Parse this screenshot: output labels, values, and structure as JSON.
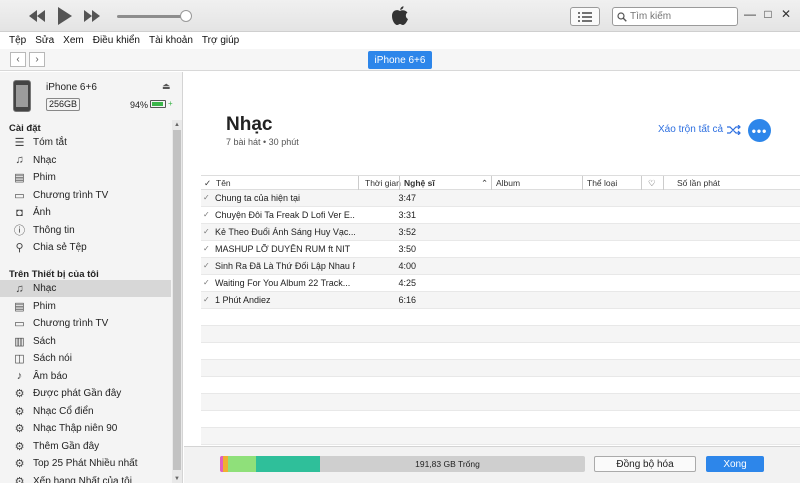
{
  "menu": [
    "Tệp",
    "Sửa",
    "Xem",
    "Điều khiển",
    "Tài khoản",
    "Trợ giúp"
  ],
  "search": {
    "placeholder": "Tìm kiếm"
  },
  "device_tab": "iPhone 6+6",
  "device": {
    "name": "iPhone 6+6",
    "capacity": "256GB",
    "battery_pct": "94%",
    "battery_level": 0.94
  },
  "sidebar": {
    "settings_header": "Cài đặt",
    "settings_items": [
      {
        "label": "Tóm tắt",
        "icon": "summary-icon"
      },
      {
        "label": "Nhạc",
        "icon": "music-note-icon"
      },
      {
        "label": "Phim",
        "icon": "film-icon"
      },
      {
        "label": "Chương trình TV",
        "icon": "tv-icon"
      },
      {
        "label": "Ảnh",
        "icon": "camera-icon"
      },
      {
        "label": "Thông tin",
        "icon": "info-icon"
      },
      {
        "label": "Chia sẻ Tệp",
        "icon": "apps-icon"
      }
    ],
    "ondevice_header": "Trên Thiết bị của tôi",
    "ondevice_items": [
      {
        "label": "Nhạc",
        "icon": "music-note-icon",
        "active": true
      },
      {
        "label": "Phim",
        "icon": "film-icon"
      },
      {
        "label": "Chương trình TV",
        "icon": "tv-icon"
      },
      {
        "label": "Sách",
        "icon": "book-icon"
      },
      {
        "label": "Sách nói",
        "icon": "audiobook-icon"
      },
      {
        "label": "Âm báo",
        "icon": "bell-icon"
      },
      {
        "label": "Được phát Gần đây",
        "icon": "gear-icon"
      },
      {
        "label": "Nhạc Cổ điển",
        "icon": "gear-icon"
      },
      {
        "label": "Nhạc Thập niên 90",
        "icon": "gear-icon"
      },
      {
        "label": "Thêm Gần đây",
        "icon": "gear-icon"
      },
      {
        "label": "Top 25 Phát Nhiều nhất",
        "icon": "gear-icon"
      },
      {
        "label": "Xếp hạng Nhất của tôi",
        "icon": "gear-icon"
      }
    ]
  },
  "main": {
    "title": "Nhạc",
    "subtitle": "7 bài hát • 30 phút",
    "shuffle_label": "Xáo trộn tất cả",
    "more_label": "•••"
  },
  "table": {
    "headers": {
      "name": "Tên",
      "time": "Thời gian",
      "artist": "Nghệ sĩ",
      "album": "Album",
      "genre": "Thể loại",
      "plays": "Số lần phát"
    },
    "rows": [
      {
        "name": "Chung ta của hiện tại",
        "time": "3:47"
      },
      {
        "name": "Chuyện Đôi Ta Freak D Lofi Ver  E...",
        "time": "3:31"
      },
      {
        "name": "Kẻ Theo Đuổi Ánh Sáng  Huy Vạc...",
        "time": "3:52"
      },
      {
        "name": "MASHUP LỠ DUYÊN  RUM ft NIT",
        "time": "3:50"
      },
      {
        "name": "Sinh Ra Đã Là Thứ Đối Lập Nhau F...",
        "time": "4:00"
      },
      {
        "name": "Waiting For You Album 22  Track...",
        "time": "4:25"
      },
      {
        "name": "1 Phút  Andiez",
        "time": "6:16"
      }
    ]
  },
  "footer": {
    "storage_free": "191,83 GB Trống",
    "sync_label": "Đồng bộ hóa",
    "done_label": "Xong"
  },
  "colors": {
    "accent": "#2d86ea",
    "storage_segments": [
      "#e060c0",
      "#f0b030",
      "#8fe07a",
      "#2fbf9a"
    ]
  }
}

§ **What is asked**: Retype the whole listing, keeping every line identical and omitting all pictures.

§ **Output for this task**:
Parse this screenshot: output labels, values, and structure as JSON.
{
  "menu": [
    "Tệp",
    "Sửa",
    "Xem",
    "Điều khiển",
    "Tài khoản",
    "Trợ giúp"
  ],
  "search": {
    "placeholder": "Tìm kiếm"
  },
  "device_tab": "iPhone 6+6",
  "device": {
    "name": "iPhone 6+6",
    "capacity": "256GB",
    "battery_pct": "94%",
    "battery_level": 0.94
  },
  "sidebar": {
    "settings_header": "Cài đặt",
    "settings_items": [
      {
        "label": "Tóm tắt",
        "icon": "summary-icon"
      },
      {
        "label": "Nhạc",
        "icon": "music-note-icon"
      },
      {
        "label": "Phim",
        "icon": "film-icon"
      },
      {
        "label": "Chương trình TV",
        "icon": "tv-icon"
      },
      {
        "label": "Ảnh",
        "icon": "camera-icon"
      },
      {
        "label": "Thông tin",
        "icon": "info-icon"
      },
      {
        "label": "Chia sẻ Tệp",
        "icon": "apps-icon"
      }
    ],
    "ondevice_header": "Trên Thiết bị của tôi",
    "ondevice_items": [
      {
        "label": "Nhạc",
        "icon": "music-note-icon",
        "active": true
      },
      {
        "label": "Phim",
        "icon": "film-icon"
      },
      {
        "label": "Chương trình TV",
        "icon": "tv-icon"
      },
      {
        "label": "Sách",
        "icon": "book-icon"
      },
      {
        "label": "Sách nói",
        "icon": "audiobook-icon"
      },
      {
        "label": "Âm báo",
        "icon": "bell-icon"
      },
      {
        "label": "Được phát Gần đây",
        "icon": "gear-icon"
      },
      {
        "label": "Nhạc Cổ điển",
        "icon": "gear-icon"
      },
      {
        "label": "Nhạc Thập niên 90",
        "icon": "gear-icon"
      },
      {
        "label": "Thêm Gần đây",
        "icon": "gear-icon"
      },
      {
        "label": "Top 25 Phát Nhiều nhất",
        "icon": "gear-icon"
      },
      {
        "label": "Xếp hạng Nhất của tôi",
        "icon": "gear-icon"
      }
    ]
  },
  "main": {
    "title": "Nhạc",
    "subtitle": "7 bài hát • 30 phút",
    "shuffle_label": "Xáo trộn tất cả",
    "more_label": "•••"
  },
  "table": {
    "headers": {
      "name": "Tên",
      "time": "Thời gian",
      "artist": "Nghệ sĩ",
      "album": "Album",
      "genre": "Thể loại",
      "plays": "Số lần phát"
    },
    "rows": [
      {
        "name": "Chung ta của hiện tại",
        "time": "3:47"
      },
      {
        "name": "Chuyện Đôi Ta Freak D Lofi Ver  E...",
        "time": "3:31"
      },
      {
        "name": "Kẻ Theo Đuổi Ánh Sáng  Huy Vạc...",
        "time": "3:52"
      },
      {
        "name": "MASHUP LỠ DUYÊN  RUM ft NIT",
        "time": "3:50"
      },
      {
        "name": "Sinh Ra Đã Là Thứ Đối Lập Nhau F...",
        "time": "4:00"
      },
      {
        "name": "Waiting For You Album 22  Track...",
        "time": "4:25"
      },
      {
        "name": "1 Phút  Andiez",
        "time": "6:16"
      }
    ]
  },
  "footer": {
    "storage_free": "191,83 GB Trống",
    "sync_label": "Đồng bộ hóa",
    "done_label": "Xong"
  },
  "colors": {
    "accent": "#2d86ea",
    "storage_segments": [
      "#e060c0",
      "#f0b030",
      "#8fe07a",
      "#2fbf9a"
    ]
  }
}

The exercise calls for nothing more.